All the records that follow need to be reproduced exactly. Omit the images.

--------------------------------------------------

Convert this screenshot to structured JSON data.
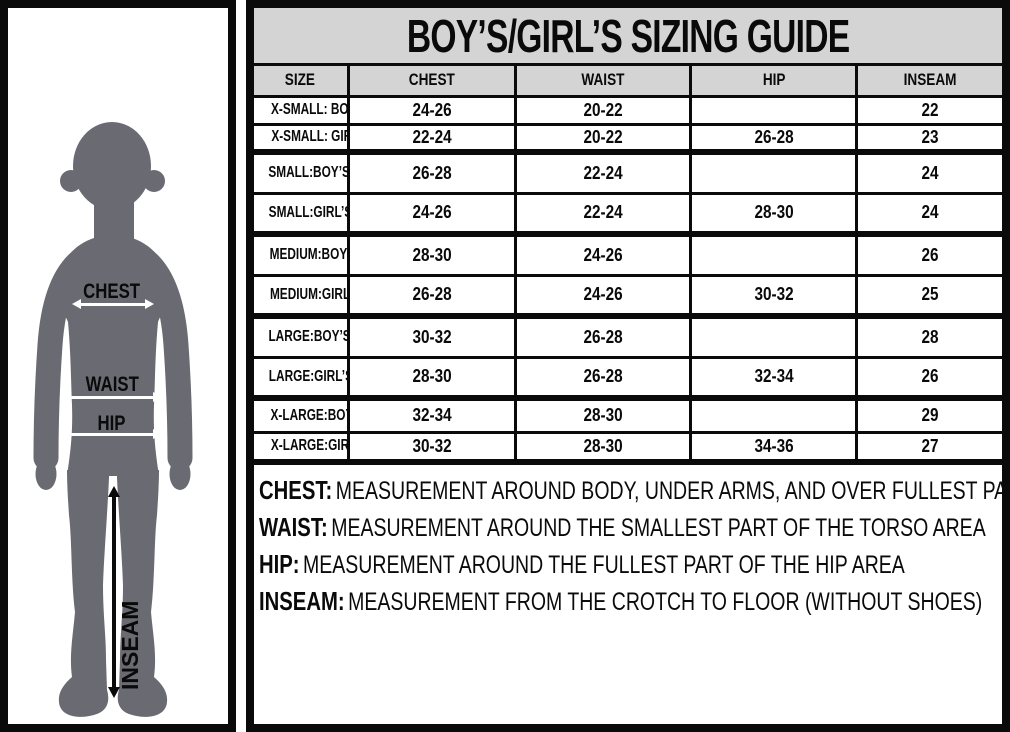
{
  "title": "BOY’S/GIRL’S SIZING GUIDE",
  "table": {
    "columns": [
      "SIZE",
      "CHEST",
      "WAIST",
      "HIP",
      "INSEAM"
    ],
    "rows": [
      {
        "size": "X-SMALL: BOY’S",
        "chest": "24-26",
        "waist": "20-22",
        "hip": "",
        "inseam": "22",
        "group_end": false
      },
      {
        "size": "X-SMALL: GIRL’S",
        "chest": "22-24",
        "waist": "20-22",
        "hip": "26-28",
        "inseam": "23",
        "group_end": true
      },
      {
        "size": "SMALL:BOY’S",
        "chest": "26-28",
        "waist": "22-24",
        "hip": "",
        "inseam": "24",
        "group_end": false
      },
      {
        "size": "SMALL:GIRL’S",
        "chest": "24-26",
        "waist": "22-24",
        "hip": "28-30",
        "inseam": "24",
        "group_end": true
      },
      {
        "size": "MEDIUM:BOY’S",
        "chest": "28-30",
        "waist": "24-26",
        "hip": "",
        "inseam": "26",
        "group_end": false
      },
      {
        "size": "MEDIUM:GIRL’S",
        "chest": "26-28",
        "waist": "24-26",
        "hip": "30-32",
        "inseam": "25",
        "group_end": true
      },
      {
        "size": "LARGE:BOY’S",
        "chest": "30-32",
        "waist": "26-28",
        "hip": "",
        "inseam": "28",
        "group_end": false
      },
      {
        "size": "LARGE:GIRL’S",
        "chest": "28-30",
        "waist": "26-28",
        "hip": "32-34",
        "inseam": "26",
        "group_end": true
      },
      {
        "size": "X-LARGE:BOY’S",
        "chest": "32-34",
        "waist": "28-30",
        "hip": "",
        "inseam": "29",
        "group_end": false
      },
      {
        "size": "X-LARGE:GIRL’S",
        "chest": "30-32",
        "waist": "28-30",
        "hip": "34-36",
        "inseam": "27",
        "group_end": true
      }
    ]
  },
  "notes": [
    {
      "label": "CHEST:",
      "text": "MEASUREMENT AROUND BODY, UNDER ARMS, AND OVER FULLEST PART OF CHEST"
    },
    {
      "label": "WAIST:",
      "text": "MEASUREMENT AROUND THE SMALLEST PART OF THE TORSO AREA"
    },
    {
      "label": "HIP:",
      "text": "MEASUREMENT AROUND THE FULLEST PART OF THE HIP AREA"
    },
    {
      "label": "INSEAM:",
      "text": "MEASUREMENT FROM THE CROTCH TO FLOOR (WITHOUT SHOES)"
    }
  ],
  "figure": {
    "chest_label": "CHEST",
    "waist_label": "WAIST",
    "hip_label": "HIP",
    "inseam_label": "INSEAM"
  },
  "colors": {
    "banner_gray": "#d4d4d4",
    "silhouette_gray": "#6a6a72",
    "line_black": "#0a0a0a",
    "arrow_white": "#ffffff",
    "page_bg": "#ffffff"
  }
}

--------------------------------------------------

Response:
Convert this screenshot to structured JSON data.
{
  "title": "BOY’S/GIRL’S SIZING GUIDE",
  "table": {
    "columns": [
      "SIZE",
      "CHEST",
      "WAIST",
      "HIP",
      "INSEAM"
    ],
    "rows": [
      {
        "size": "X-SMALL: BOY’S",
        "chest": "24-26",
        "waist": "20-22",
        "hip": "",
        "inseam": "22",
        "group_end": false
      },
      {
        "size": "X-SMALL: GIRL’S",
        "chest": "22-24",
        "waist": "20-22",
        "hip": "26-28",
        "inseam": "23",
        "group_end": true
      },
      {
        "size": "SMALL:BOY’S",
        "chest": "26-28",
        "waist": "22-24",
        "hip": "",
        "inseam": "24",
        "group_end": false
      },
      {
        "size": "SMALL:GIRL’S",
        "chest": "24-26",
        "waist": "22-24",
        "hip": "28-30",
        "inseam": "24",
        "group_end": true
      },
      {
        "size": "MEDIUM:BOY’S",
        "chest": "28-30",
        "waist": "24-26",
        "hip": "",
        "inseam": "26",
        "group_end": false
      },
      {
        "size": "MEDIUM:GIRL’S",
        "chest": "26-28",
        "waist": "24-26",
        "hip": "30-32",
        "inseam": "25",
        "group_end": true
      },
      {
        "size": "LARGE:BOY’S",
        "chest": "30-32",
        "waist": "26-28",
        "hip": "",
        "inseam": "28",
        "group_end": false
      },
      {
        "size": "LARGE:GIRL’S",
        "chest": "28-30",
        "waist": "26-28",
        "hip": "32-34",
        "inseam": "26",
        "group_end": true
      },
      {
        "size": "X-LARGE:BOY’S",
        "chest": "32-34",
        "waist": "28-30",
        "hip": "",
        "inseam": "29",
        "group_end": false
      },
      {
        "size": "X-LARGE:GIRL’S",
        "chest": "30-32",
        "waist": "28-30",
        "hip": "34-36",
        "inseam": "27",
        "group_end": true
      }
    ]
  },
  "notes": [
    {
      "label": "CHEST:",
      "text": "MEASUREMENT AROUND BODY, UNDER ARMS, AND OVER FULLEST PART OF CHEST"
    },
    {
      "label": "WAIST:",
      "text": "MEASUREMENT AROUND THE SMALLEST PART OF THE TORSO AREA"
    },
    {
      "label": "HIP:",
      "text": "MEASUREMENT AROUND THE FULLEST PART OF THE HIP AREA"
    },
    {
      "label": "INSEAM:",
      "text": "MEASUREMENT FROM THE CROTCH TO FLOOR (WITHOUT SHOES)"
    }
  ],
  "figure": {
    "chest_label": "CHEST",
    "waist_label": "WAIST",
    "hip_label": "HIP",
    "inseam_label": "INSEAM"
  },
  "colors": {
    "banner_gray": "#d4d4d4",
    "silhouette_gray": "#6a6a72",
    "line_black": "#0a0a0a",
    "arrow_white": "#ffffff",
    "page_bg": "#ffffff"
  }
}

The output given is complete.